■ **原文**:
临床儿科杂志 ›› 2014, Vol. 32 ›› Issue (7): 633-.doi: 10.3969 j.issn.1000-3606.2014.07.009

• 综合报道 • 上一篇    下一篇

左乙拉西坦单药或联合用药治疗婴儿癫痫长程保留率的回顾性分析

冯雪菲,陈玉霞,刘玲,向上,肖农   

  1. 重庆医科大学附属儿童医院 儿童发育疾病研究部共建教育部重点实验室 儿科学重庆市重点实验室 重庆市儿童发育重大疾病诊治与预防国际科技合作基地 ( 重庆 400014)
  • 收稿日期:2014-07-15 出版日期:2014-07-15 发布日期:2014-07-15
  • 通讯作者: 肖农 E-mail:xiaonongwl@163.com

Retrospective analysis the long-term retention rate of levetiracetam mono or combination therapy of infant epilepsy

FENG Xuefei, CHEN Yuxia, LIU Ling, XIANG Shang, XIAO Nong   

  1. Department of Children Rehabilitation, Children’s Hospital of Chongqing Medical University, Key Laboratory of Developmental Diseases in Childhood Ministry of Education, Key Laboratory of Pediatrics in Chongqing, Chongqing International Science and Technology Cooperation Center for Child Development and Disorders, Chongqing 400014, China
  • Received:2014-07-15 Online:2014-07-15 Published:2014-07-15

摘要: 目的 分析左乙拉西坦(LEV) 单药或联合用药治疗婴儿癫痫的长程保留率。方法 回顾性分析2006 年7月至2007 年6 月应用LEV 治疗的婴儿癫痫患儿的临床资料。结果 60 例服用LEV 的癫痫患儿,部分性发作20 例,全面性发作19 例,癫痫综合征21 例,其中难治性癫痫21 例。23 例LEV 单药治疗,37 例以LEV 作为添加药物联合治疗。LEV 首剂量10 mg/kg · d,每日2 次口服,每周加量10 mg/kg,加量调整直至取得最佳疗效和耐受性。LEV 治疗6 个月、1 年、2 年、3 年及4 年的保留率分别为95.0%、75.0%、60.0%、51.7% 和38.3%。最主要停药原因为缺乏疗效(43.2%)。COX 回归模型提示,病程>1 个月(RR=2.91,95%CI:1.16~7.30) 及难治性癫痫(RR=2.30,95%CI:1.22~4.32) 是患儿停药的危险因素(P 均<0.05)。患儿服药后发作频率较基线水平明显减少(P<0.01)。至随访结束,23 例未停药患儿中,有效率100%,完全缓解率69.57%。主要不良反应为倦怠乏力(56.0%),其余为睡眠增多、烦躁不安等。结论 LEV 单药或联合用药治疗婴儿癫痫具有较好的长程保留率、良好的疗效及耐受性。

■ **练习题**:
**A.** 重写原文中从“临床儿科杂志 ›› 2014, Vol.”起至“( 重庆 400014)”止（含两端）的内容，将其中的“左乙拉西坦”替换为“LEV”。
**B.** 判断下列说法是否与原文相符，逐条回答“是”或“否”，并摘引原文中起决定作用的词句。
(i) 本研究共纳入60例服用LEV的癫痫患儿。
(ii) LEV治疗2年的保留率为75.0%。
(iii) 患儿服药后最主要的不良反应是睡眠增多。
**C.** 根据原文，患儿最主要的停药原因是什么？
清单与本练习无关。

■ **数据摘录**:
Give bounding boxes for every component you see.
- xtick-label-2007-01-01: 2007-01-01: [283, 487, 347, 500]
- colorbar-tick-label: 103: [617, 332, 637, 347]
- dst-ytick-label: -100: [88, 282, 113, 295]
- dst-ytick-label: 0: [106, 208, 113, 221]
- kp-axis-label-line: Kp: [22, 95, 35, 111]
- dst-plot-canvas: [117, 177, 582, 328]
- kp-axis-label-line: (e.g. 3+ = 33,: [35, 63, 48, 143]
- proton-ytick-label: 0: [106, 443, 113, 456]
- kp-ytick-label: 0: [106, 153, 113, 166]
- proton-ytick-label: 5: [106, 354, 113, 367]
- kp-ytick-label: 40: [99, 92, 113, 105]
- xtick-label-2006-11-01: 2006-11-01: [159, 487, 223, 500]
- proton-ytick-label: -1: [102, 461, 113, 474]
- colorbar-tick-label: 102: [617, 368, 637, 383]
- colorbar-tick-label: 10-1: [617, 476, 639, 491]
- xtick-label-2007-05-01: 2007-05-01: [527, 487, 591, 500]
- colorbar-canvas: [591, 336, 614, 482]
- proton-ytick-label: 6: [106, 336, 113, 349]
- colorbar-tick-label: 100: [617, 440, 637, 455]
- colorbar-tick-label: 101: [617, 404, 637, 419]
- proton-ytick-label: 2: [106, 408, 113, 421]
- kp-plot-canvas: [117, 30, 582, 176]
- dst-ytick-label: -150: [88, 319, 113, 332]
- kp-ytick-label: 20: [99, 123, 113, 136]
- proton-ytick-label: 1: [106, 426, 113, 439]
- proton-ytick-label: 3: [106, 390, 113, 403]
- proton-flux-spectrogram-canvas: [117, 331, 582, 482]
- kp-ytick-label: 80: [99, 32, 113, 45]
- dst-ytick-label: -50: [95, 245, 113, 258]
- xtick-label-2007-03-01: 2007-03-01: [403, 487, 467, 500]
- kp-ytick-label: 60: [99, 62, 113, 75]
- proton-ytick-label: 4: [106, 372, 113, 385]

■ **参考答案**:
**A.**
临床儿科杂志 ›› 2014, Vol. 32 ›› Issue (7): 633-.doi: 10.3969 j.issn.1000-3606.2014.07.009

• 综合报道 • 上一篇    下一篇

LEV单药或联合用药治疗婴儿癫痫长程保留率的回顾性分析

冯雪菲,陈玉霞,刘玲,向上,肖农   

  1. 重庆医科大学附属儿童医院 儿童发育疾病研究部共建教育部重点实验室 儿科学重庆市重点实验室 重庆市儿童发育重大疾病诊治与预防国际科技合作基地 ( 重庆 400014)

**B.**
(i) 是。依据：“60 例服用LEV 的癫痫患儿”
(ii) 否。依据：“LEV 治疗6 个月、1 年、2 年、3 年及4 年的保留率分别为95.0%、75.0%、60.0%、51.7% 和38.3%”
(iii) 否。依据：“主要不良反应为倦怠乏力(56.0%)”

**C.** 最主要的停药原因是缺乏疗效(43.2%)。